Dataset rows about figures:
┄┄┄┄┄┄┄┄┄┄
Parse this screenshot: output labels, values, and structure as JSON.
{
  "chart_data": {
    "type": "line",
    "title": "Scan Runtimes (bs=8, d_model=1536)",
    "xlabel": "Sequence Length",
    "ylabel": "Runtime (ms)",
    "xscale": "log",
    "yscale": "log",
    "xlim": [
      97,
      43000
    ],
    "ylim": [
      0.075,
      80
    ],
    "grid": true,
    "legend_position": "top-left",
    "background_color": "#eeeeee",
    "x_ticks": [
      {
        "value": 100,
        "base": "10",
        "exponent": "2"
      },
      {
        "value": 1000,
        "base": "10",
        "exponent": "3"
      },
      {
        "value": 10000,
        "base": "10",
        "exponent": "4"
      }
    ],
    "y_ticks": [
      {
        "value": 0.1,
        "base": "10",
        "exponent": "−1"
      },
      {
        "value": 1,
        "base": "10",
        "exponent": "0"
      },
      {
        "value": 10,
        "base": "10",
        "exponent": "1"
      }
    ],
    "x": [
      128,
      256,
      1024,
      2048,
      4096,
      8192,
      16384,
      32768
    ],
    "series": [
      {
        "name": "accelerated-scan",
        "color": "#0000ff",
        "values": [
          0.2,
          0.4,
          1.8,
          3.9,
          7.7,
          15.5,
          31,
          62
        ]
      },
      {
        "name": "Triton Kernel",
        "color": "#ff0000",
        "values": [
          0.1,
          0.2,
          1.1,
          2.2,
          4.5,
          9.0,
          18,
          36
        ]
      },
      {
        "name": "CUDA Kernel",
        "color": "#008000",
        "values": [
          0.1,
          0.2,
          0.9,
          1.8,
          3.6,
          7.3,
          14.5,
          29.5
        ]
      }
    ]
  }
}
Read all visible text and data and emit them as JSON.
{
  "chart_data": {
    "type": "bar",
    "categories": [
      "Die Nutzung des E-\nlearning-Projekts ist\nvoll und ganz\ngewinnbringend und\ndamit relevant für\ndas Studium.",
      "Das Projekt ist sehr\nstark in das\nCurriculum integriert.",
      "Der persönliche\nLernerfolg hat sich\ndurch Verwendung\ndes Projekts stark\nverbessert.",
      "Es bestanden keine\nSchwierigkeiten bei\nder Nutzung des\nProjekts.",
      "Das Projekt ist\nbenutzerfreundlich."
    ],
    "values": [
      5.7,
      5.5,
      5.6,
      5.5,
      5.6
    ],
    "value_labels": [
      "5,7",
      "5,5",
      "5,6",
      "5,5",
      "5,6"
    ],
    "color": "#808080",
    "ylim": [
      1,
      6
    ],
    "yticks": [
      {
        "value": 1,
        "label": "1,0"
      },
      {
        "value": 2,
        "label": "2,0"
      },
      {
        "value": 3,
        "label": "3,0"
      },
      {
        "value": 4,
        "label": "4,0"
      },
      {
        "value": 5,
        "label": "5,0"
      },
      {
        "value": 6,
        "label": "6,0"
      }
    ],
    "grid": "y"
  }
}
┄┄┄┄┄┄┄┄┄┄
- [Given instruction]
Report how many lines of the data hold the string "Kernel"; give only the number.

- [Finished exercise]
2